(Saved entries)
◇ ◇ ◇ ◇ ◇ ◇ ◇

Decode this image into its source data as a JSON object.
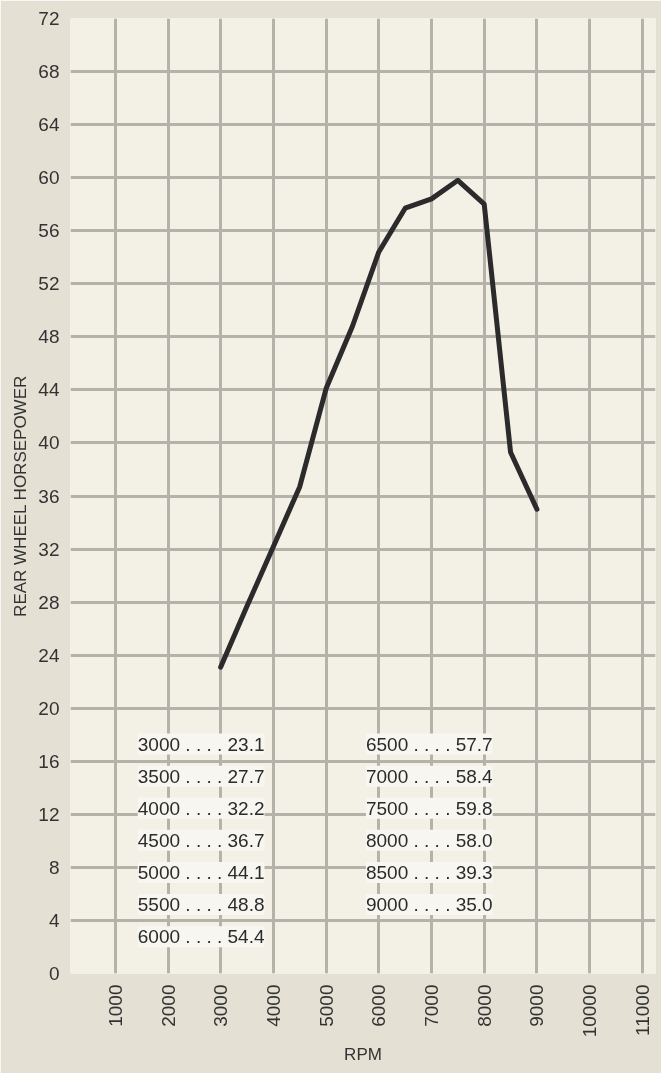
{
  "chart_data": {
    "type": "line",
    "xlabel": "RPM",
    "ylabel": "REAR WHEEL HORSEPOWER",
    "x": [
      3000,
      3500,
      4000,
      4500,
      5000,
      5500,
      6000,
      6500,
      7000,
      7500,
      8000,
      8500,
      9000
    ],
    "series": [
      {
        "color": "#2b2b2b",
        "values": [
          23.1,
          27.7,
          32.2,
          36.7,
          44.1,
          48.8,
          54.4,
          57.7,
          58.4,
          59.8,
          58.0,
          39.3,
          35.0
        ]
      }
    ],
    "xlim": [
      150,
      11250
    ],
    "xticks": [
      1000,
      2000,
      3000,
      4000,
      5000,
      6000,
      7000,
      8000,
      9000,
      10000,
      11000
    ],
    "ylim": [
      0,
      72
    ],
    "yticks": [
      0,
      4,
      8,
      12,
      16,
      20,
      24,
      28,
      32,
      36,
      40,
      44,
      48,
      52,
      56,
      60,
      64,
      68,
      72
    ],
    "grid": true,
    "marker": "none",
    "line_style": "solid",
    "annotations": [
      "3000 . . . . 23.1",
      "3500 . . . . 27.7",
      "4000 . . . . 32.2",
      "4500 . . . . 36.7",
      "5000 . . . . 44.1",
      "5500 . . . . 48.8",
      "6000 . . . . 54.4",
      "6500 . . . . 57.7",
      "7000 . . . . 58.4",
      "7500 . . . . 59.8",
      "8000 . . . . 58.0",
      "8500 . . . . 39.3",
      "9000 . . . . 35.0"
    ]
  }
}
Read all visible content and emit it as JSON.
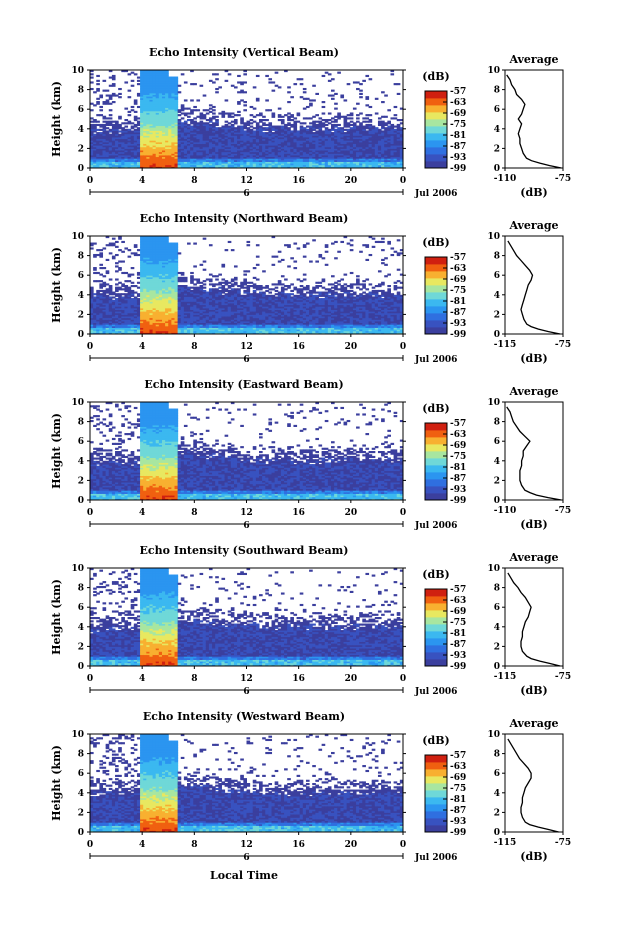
{
  "colors": {
    "scale": [
      "#3b3f9e",
      "#3852c0",
      "#2f6fe0",
      "#2b95f0",
      "#3bb8f0",
      "#6fd8d8",
      "#a8e6a0",
      "#e8e860",
      "#f8b030",
      "#f06010",
      "#d02010"
    ],
    "axis": "#000000",
    "white_ticks": "#ffffff"
  },
  "x_axis_label": "Local Time",
  "colorbar": {
    "unit_label": "(dB)",
    "ticks": [
      "-57",
      "-63",
      "-69",
      "-75",
      "-81",
      "-87",
      "-93",
      "-99"
    ]
  },
  "chart_data": [
    {
      "type": "heatmap",
      "title": "Echo Intensity (Vertical Beam)",
      "ylabel": "Height (km)",
      "ylim": [
        0,
        10
      ],
      "xlim": [
        0,
        24
      ],
      "x_ticks": [
        "0",
        "4",
        "8",
        "12",
        "16",
        "20",
        "0"
      ],
      "y_ticks": [
        "0",
        "2",
        "4",
        "6",
        "8",
        "10"
      ],
      "day_label": "6",
      "date_label": "Jul 2006",
      "clim": [
        -99,
        -57
      ],
      "profile": {
        "title": "Average",
        "xlabel": "(dB)",
        "x_ticks": [
          "-110",
          "-75"
        ],
        "xlim": [
          -110,
          -75
        ],
        "y_ticks": [
          "0",
          "2",
          "4",
          "6",
          "8",
          "10"
        ],
        "heights": [
          0,
          0.25,
          0.5,
          0.75,
          1,
          1.5,
          2,
          2.5,
          3,
          3.5,
          4,
          4.5,
          5,
          5.5,
          6,
          6.5,
          7,
          7.5,
          8,
          8.5,
          9,
          9.5
        ],
        "values": [
          -76,
          -83,
          -89,
          -94,
          -97,
          -99,
          -100,
          -101,
          -101,
          -102,
          -101,
          -100,
          -102,
          -100,
          -99,
          -98,
          -100,
          -103,
          -104,
          -106,
          -107,
          -109
        ]
      }
    },
    {
      "type": "heatmap",
      "title": "Echo Intensity (Northward Beam)",
      "ylabel": "Height (km)",
      "ylim": [
        0,
        10
      ],
      "xlim": [
        0,
        24
      ],
      "x_ticks": [
        "0",
        "4",
        "8",
        "12",
        "16",
        "20",
        "0"
      ],
      "y_ticks": [
        "0",
        "2",
        "4",
        "6",
        "8",
        "10"
      ],
      "day_label": "6",
      "date_label": "Jul 2006",
      "clim": [
        -99,
        -57
      ],
      "profile": {
        "title": "Average",
        "xlabel": "(dB)",
        "x_ticks": [
          "-115",
          "-75"
        ],
        "xlim": [
          -115,
          -75
        ],
        "y_ticks": [
          "0",
          "2",
          "4",
          "6",
          "8",
          "10"
        ],
        "heights": [
          0,
          0.25,
          0.5,
          0.75,
          1,
          1.5,
          2,
          2.5,
          3,
          3.5,
          4,
          4.5,
          5,
          5.5,
          6,
          6.5,
          7,
          7.5,
          8,
          8.5,
          9,
          9.5
        ],
        "values": [
          -77,
          -85,
          -92,
          -97,
          -100,
          -102,
          -103,
          -104,
          -103,
          -102,
          -101,
          -100,
          -99,
          -97,
          -96,
          -98,
          -101,
          -104,
          -107,
          -109,
          -111,
          -113
        ]
      }
    },
    {
      "type": "heatmap",
      "title": "Echo Intensity (Eastward Beam)",
      "ylabel": "Height (km)",
      "ylim": [
        0,
        10
      ],
      "xlim": [
        0,
        24
      ],
      "x_ticks": [
        "0",
        "4",
        "8",
        "12",
        "16",
        "20",
        "0"
      ],
      "y_ticks": [
        "0",
        "2",
        "4",
        "6",
        "8",
        "10"
      ],
      "day_label": "6",
      "date_label": "Jul 2006",
      "clim": [
        -99,
        -57
      ],
      "profile": {
        "title": "Average",
        "xlabel": "(dB)",
        "x_ticks": [
          "-110",
          "-75"
        ],
        "xlim": [
          -110,
          -75
        ],
        "y_ticks": [
          "0",
          "2",
          "4",
          "6",
          "8",
          "10"
        ],
        "heights": [
          0,
          0.25,
          0.5,
          0.75,
          1,
          1.5,
          2,
          2.5,
          3,
          3.5,
          4,
          4.5,
          5,
          5.5,
          6,
          6.5,
          7,
          7.5,
          8,
          8.5,
          9,
          9.5
        ],
        "values": [
          -76,
          -84,
          -91,
          -95,
          -98,
          -100,
          -101,
          -101,
          -101,
          -100,
          -100,
          -99,
          -99,
          -97,
          -95,
          -98,
          -101,
          -103,
          -105,
          -106,
          -107,
          -109
        ]
      }
    },
    {
      "type": "heatmap",
      "title": "Echo Intensity (Southward Beam)",
      "ylabel": "Height (km)",
      "ylim": [
        0,
        10
      ],
      "xlim": [
        0,
        24
      ],
      "x_ticks": [
        "0",
        "4",
        "8",
        "12",
        "16",
        "20",
        "0"
      ],
      "y_ticks": [
        "0",
        "2",
        "4",
        "6",
        "8",
        "10"
      ],
      "day_label": "6",
      "date_label": "Jul 2006",
      "clim": [
        -99,
        -57
      ],
      "profile": {
        "title": "Average",
        "xlabel": "(dB)",
        "x_ticks": [
          "-115",
          "-75"
        ],
        "xlim": [
          -115,
          -75
        ],
        "y_ticks": [
          "0",
          "2",
          "4",
          "6",
          "8",
          "10"
        ],
        "heights": [
          0,
          0.25,
          0.5,
          0.75,
          1,
          1.5,
          2,
          2.5,
          3,
          3.5,
          4,
          4.5,
          5,
          5.5,
          6,
          6.5,
          7,
          7.5,
          8,
          8.5,
          9,
          9.5
        ],
        "values": [
          -77,
          -84,
          -91,
          -97,
          -100,
          -103,
          -104,
          -104,
          -103,
          -103,
          -102,
          -101,
          -99,
          -98,
          -97,
          -99,
          -101,
          -104,
          -106,
          -109,
          -111,
          -113
        ]
      }
    },
    {
      "type": "heatmap",
      "title": "Echo Intensity (Westward Beam)",
      "ylabel": "Height (km)",
      "ylim": [
        0,
        10
      ],
      "xlim": [
        0,
        24
      ],
      "x_ticks": [
        "0",
        "4",
        "8",
        "12",
        "16",
        "20",
        "0"
      ],
      "y_ticks": [
        "0",
        "2",
        "4",
        "6",
        "8",
        "10"
      ],
      "day_label": "6",
      "date_label": "Jul 2006",
      "clim": [
        -99,
        -57
      ],
      "profile": {
        "title": "Average",
        "xlabel": "(dB)",
        "x_ticks": [
          "-115",
          "-75"
        ],
        "xlim": [
          -115,
          -75
        ],
        "y_ticks": [
          "0",
          "2",
          "4",
          "6",
          "8",
          "10"
        ],
        "heights": [
          0,
          0.25,
          0.5,
          0.75,
          1,
          1.5,
          2,
          2.5,
          3,
          3.5,
          4,
          4.5,
          5,
          5.5,
          6,
          6.5,
          7,
          7.5,
          8,
          8.5,
          9,
          9.5
        ],
        "values": [
          -78,
          -85,
          -92,
          -98,
          -101,
          -103,
          -104,
          -104,
          -103,
          -103,
          -102,
          -101,
          -99,
          -97,
          -97,
          -99,
          -102,
          -105,
          -107,
          -109,
          -111,
          -113
        ]
      }
    }
  ]
}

◇ ◇ ◇ ◇ ◇ ◇ ◇

Exercise requirements:
From the records above, pick out and copy each line holding the word "Echo".

Task response:
      "title": "Echo Intensity (Vertical Beam)",
      "title": "Echo Intensity (Northward Beam)",
      "title": "Echo Intensity (Eastward Beam)",
      "title": "Echo Intensity (Southward Beam)",
      "title": "Echo Intensity (Westward Beam)",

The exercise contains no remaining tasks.